Task brief
Copy out every line of the entry below with no changes.

Data listing:
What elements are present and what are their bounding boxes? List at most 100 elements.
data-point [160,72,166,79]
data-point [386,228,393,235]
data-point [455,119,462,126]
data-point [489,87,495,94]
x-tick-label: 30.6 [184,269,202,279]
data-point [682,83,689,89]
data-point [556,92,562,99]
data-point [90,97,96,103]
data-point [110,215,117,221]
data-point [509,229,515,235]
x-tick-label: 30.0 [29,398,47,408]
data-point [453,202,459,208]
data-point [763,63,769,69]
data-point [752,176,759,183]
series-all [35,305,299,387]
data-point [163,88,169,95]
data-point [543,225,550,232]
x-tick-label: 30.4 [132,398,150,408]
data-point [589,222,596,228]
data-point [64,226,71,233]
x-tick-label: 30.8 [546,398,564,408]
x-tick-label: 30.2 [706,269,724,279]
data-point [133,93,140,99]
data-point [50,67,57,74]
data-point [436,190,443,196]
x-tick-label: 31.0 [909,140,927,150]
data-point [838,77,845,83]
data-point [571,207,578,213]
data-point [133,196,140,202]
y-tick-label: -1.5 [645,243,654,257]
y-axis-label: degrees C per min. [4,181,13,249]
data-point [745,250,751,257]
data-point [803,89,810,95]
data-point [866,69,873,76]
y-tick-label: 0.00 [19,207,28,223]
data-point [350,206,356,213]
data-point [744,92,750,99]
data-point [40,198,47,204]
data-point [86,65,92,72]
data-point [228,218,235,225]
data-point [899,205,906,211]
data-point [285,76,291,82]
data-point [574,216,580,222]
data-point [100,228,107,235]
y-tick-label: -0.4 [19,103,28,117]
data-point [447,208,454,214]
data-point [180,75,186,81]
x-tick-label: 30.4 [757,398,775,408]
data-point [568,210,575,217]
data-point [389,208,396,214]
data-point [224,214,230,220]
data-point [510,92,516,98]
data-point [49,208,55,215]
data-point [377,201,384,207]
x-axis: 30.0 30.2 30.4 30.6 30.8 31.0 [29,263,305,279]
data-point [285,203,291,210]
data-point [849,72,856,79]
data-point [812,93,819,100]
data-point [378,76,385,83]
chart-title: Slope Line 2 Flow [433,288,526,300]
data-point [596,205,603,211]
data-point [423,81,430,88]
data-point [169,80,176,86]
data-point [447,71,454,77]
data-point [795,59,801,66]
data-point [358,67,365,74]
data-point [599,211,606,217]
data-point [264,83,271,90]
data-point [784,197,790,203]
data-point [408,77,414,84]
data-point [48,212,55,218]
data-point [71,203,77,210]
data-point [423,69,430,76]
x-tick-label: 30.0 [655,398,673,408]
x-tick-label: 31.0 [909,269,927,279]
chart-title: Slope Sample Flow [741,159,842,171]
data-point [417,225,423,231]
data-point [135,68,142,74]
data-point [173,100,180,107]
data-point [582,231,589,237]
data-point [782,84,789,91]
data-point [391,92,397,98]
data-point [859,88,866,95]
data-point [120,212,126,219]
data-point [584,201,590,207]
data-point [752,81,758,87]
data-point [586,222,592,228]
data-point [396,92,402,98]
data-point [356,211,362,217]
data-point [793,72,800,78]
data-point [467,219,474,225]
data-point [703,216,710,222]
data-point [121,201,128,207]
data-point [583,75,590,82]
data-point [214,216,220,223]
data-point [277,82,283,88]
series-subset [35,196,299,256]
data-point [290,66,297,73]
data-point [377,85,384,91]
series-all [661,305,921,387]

Correct output
What elements are present and what are their bounding boxes? List at most 100 elements.
data-point [160,72,166,79]
data-point [386,228,393,235]
data-point [455,119,462,126]
data-point [489,87,495,94]
x-tick-label: 30.6 [184,269,202,279]
data-point [682,83,689,89]
data-point [556,92,562,99]
data-point [90,97,96,103]
data-point [110,215,117,221]
data-point [509,229,515,235]
x-tick-label: 30.0 [29,398,47,408]
data-point [453,202,459,208]
data-point [763,63,769,69]
data-point [752,176,759,183]
series-all [35,305,299,387]
data-point [163,88,169,95]
data-point [543,225,550,232]
x-tick-label: 30.4 [132,398,150,408]
data-point [589,222,596,228]
data-point [64,226,71,233]
x-tick-label: 30.8 [546,398,564,408]
x-tick-label: 30.2 [706,269,724,279]
data-point [133,93,140,99]
data-point [50,67,57,74]
data-point [436,190,443,196]
x-tick-label: 31.0 [909,140,927,150]
data-point [838,77,845,83]
data-point [571,207,578,213]
data-point [133,196,140,202]
y-tick-label: -1.5 [645,243,654,257]
y-axis-label: degrees C per min. [4,181,13,249]
data-point [745,250,751,257]
data-point [803,89,810,95]
data-point [866,69,873,76]
y-tick-label: 0.00 [19,207,28,223]
data-point [350,206,356,213]
data-point [744,92,750,99]
data-point [40,198,47,204]
data-point [86,65,92,72]
data-point [228,218,235,225]
data-point [899,205,906,211]
data-point [285,76,291,82]
data-point [574,216,580,222]
data-point [100,228,107,235]
y-tick-label: -0.4 [19,103,28,117]
data-point [447,208,454,214]
data-point [180,75,186,81]
x-tick-label: 30.4 [757,398,775,408]
data-point [568,210,575,217]
data-point [389,208,396,214]
data-point [224,214,230,220]
data-point [510,92,516,98]
data-point [49,208,55,215]
data-point [377,201,384,207]
x-axis: 30.0 30.2 30.4 30.6 30.8 31.0 [29,263,305,279]
data-point [285,203,291,210]
data-point [849,72,856,79]
data-point [812,93,819,100]
data-point [378,76,385,83]
chart-title: Slope Line 2 Flow [433,288,526,300]
data-point [596,205,603,211]
data-point [423,81,430,88]
data-point [169,80,176,86]
data-point [447,71,454,77]
data-point [795,59,801,66]
data-point [358,67,365,74]
data-point [599,211,606,217]
data-point [264,83,271,90]
data-point [784,197,790,203]
data-point [408,77,414,84]
data-point [48,212,55,218]
data-point [71,203,77,210]
data-point [423,69,430,76]
x-tick-label: 30.0 [655,398,673,408]
x-tick-label: 31.0 [909,269,927,279]
chart-title: Slope Sample Flow [741,159,842,171]
data-point [417,225,423,231]
data-point [135,68,142,74]
data-point [173,100,180,107]
data-point [582,231,589,237]
data-point [782,84,789,91]
data-point [391,92,397,98]
data-point [859,88,866,95]
data-point [120,212,126,219]
data-point [584,201,590,207]
data-point [752,81,758,87]
data-point [586,222,592,228]
data-point [396,92,402,98]
data-point [356,211,362,217]
data-point [793,72,800,78]
data-point [467,219,474,225]
data-point [703,216,710,222]
data-point [121,201,128,207]
data-point [583,75,590,82]
data-point [214,216,220,223]
data-point [277,82,283,88]
series-subset [35,196,299,256]
data-point [290,66,297,73]
data-point [377,85,384,91]
series-all [661,305,921,387]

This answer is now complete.